PROBLEM TO WORK ON -> Determine which lines of the records include the word "this", and copy them.

=-=-=

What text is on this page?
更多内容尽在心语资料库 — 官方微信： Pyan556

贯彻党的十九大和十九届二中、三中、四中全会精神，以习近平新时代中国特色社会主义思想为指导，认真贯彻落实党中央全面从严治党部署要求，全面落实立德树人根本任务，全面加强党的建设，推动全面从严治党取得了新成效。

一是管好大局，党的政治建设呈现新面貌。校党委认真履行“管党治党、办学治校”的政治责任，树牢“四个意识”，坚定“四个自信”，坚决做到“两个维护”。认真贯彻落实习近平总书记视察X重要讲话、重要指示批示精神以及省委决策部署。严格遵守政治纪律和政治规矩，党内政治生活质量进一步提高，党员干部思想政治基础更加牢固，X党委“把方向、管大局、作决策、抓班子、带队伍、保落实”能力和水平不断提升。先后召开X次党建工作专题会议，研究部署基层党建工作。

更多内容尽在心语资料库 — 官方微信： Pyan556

=-=-=

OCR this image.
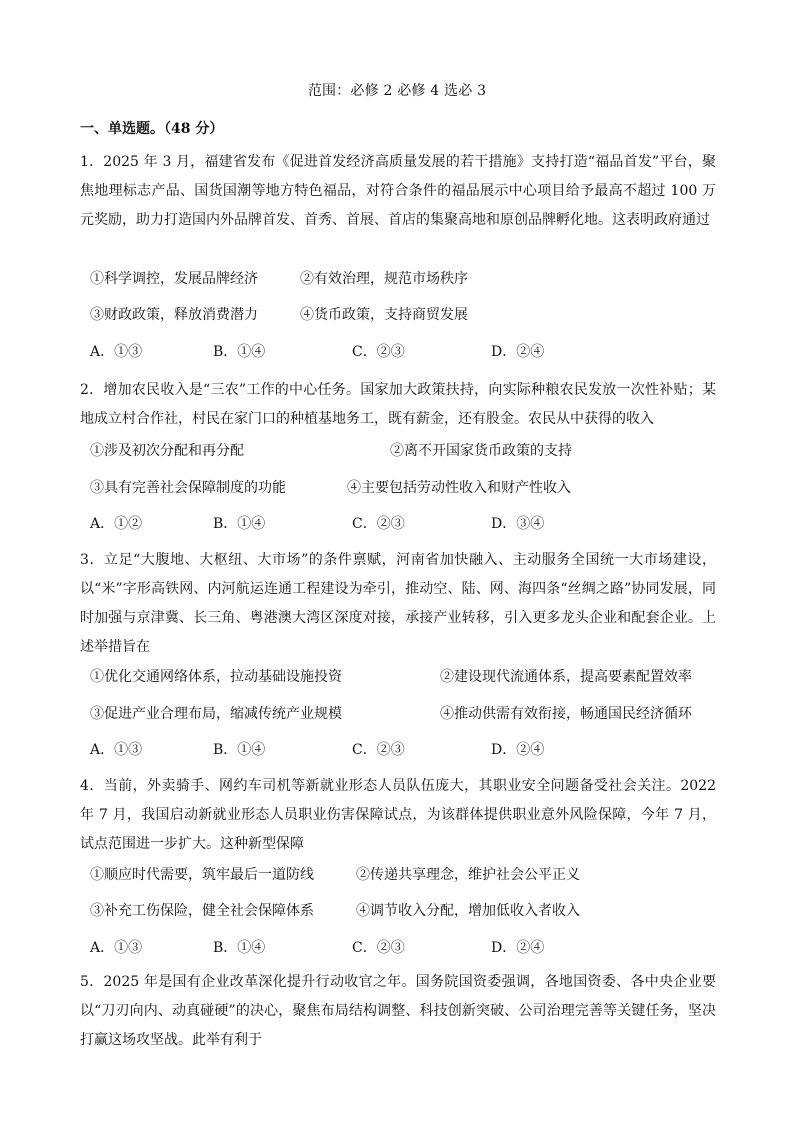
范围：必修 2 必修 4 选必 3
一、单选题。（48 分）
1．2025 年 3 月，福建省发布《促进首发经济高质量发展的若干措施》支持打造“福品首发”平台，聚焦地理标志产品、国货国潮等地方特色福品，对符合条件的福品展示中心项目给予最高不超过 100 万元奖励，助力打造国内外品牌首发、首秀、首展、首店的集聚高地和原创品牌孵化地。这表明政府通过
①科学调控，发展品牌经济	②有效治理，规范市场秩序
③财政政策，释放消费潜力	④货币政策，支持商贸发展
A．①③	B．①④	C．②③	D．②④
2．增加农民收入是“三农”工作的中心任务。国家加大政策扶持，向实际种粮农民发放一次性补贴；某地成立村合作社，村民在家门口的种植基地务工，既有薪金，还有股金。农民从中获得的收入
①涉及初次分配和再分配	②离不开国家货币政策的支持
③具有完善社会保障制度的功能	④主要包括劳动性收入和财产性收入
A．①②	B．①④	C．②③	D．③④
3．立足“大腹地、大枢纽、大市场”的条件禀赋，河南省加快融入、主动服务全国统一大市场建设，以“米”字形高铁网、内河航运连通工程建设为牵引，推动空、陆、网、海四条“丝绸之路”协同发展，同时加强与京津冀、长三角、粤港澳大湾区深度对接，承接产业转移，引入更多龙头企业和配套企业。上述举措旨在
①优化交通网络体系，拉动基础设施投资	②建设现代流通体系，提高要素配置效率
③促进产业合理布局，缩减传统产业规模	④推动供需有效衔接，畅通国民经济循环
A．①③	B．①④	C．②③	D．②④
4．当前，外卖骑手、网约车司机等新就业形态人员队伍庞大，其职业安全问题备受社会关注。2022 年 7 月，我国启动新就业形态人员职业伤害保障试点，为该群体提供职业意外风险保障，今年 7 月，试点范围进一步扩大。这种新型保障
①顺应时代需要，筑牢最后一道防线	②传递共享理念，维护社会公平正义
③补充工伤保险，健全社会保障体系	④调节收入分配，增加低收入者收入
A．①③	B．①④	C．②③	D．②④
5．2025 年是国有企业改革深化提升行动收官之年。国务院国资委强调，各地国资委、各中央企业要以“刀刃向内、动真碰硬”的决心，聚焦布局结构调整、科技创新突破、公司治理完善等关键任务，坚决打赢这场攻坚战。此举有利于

=-=-=

EXERCISE RESPONSE ->
What text is on this page?
OCR this image.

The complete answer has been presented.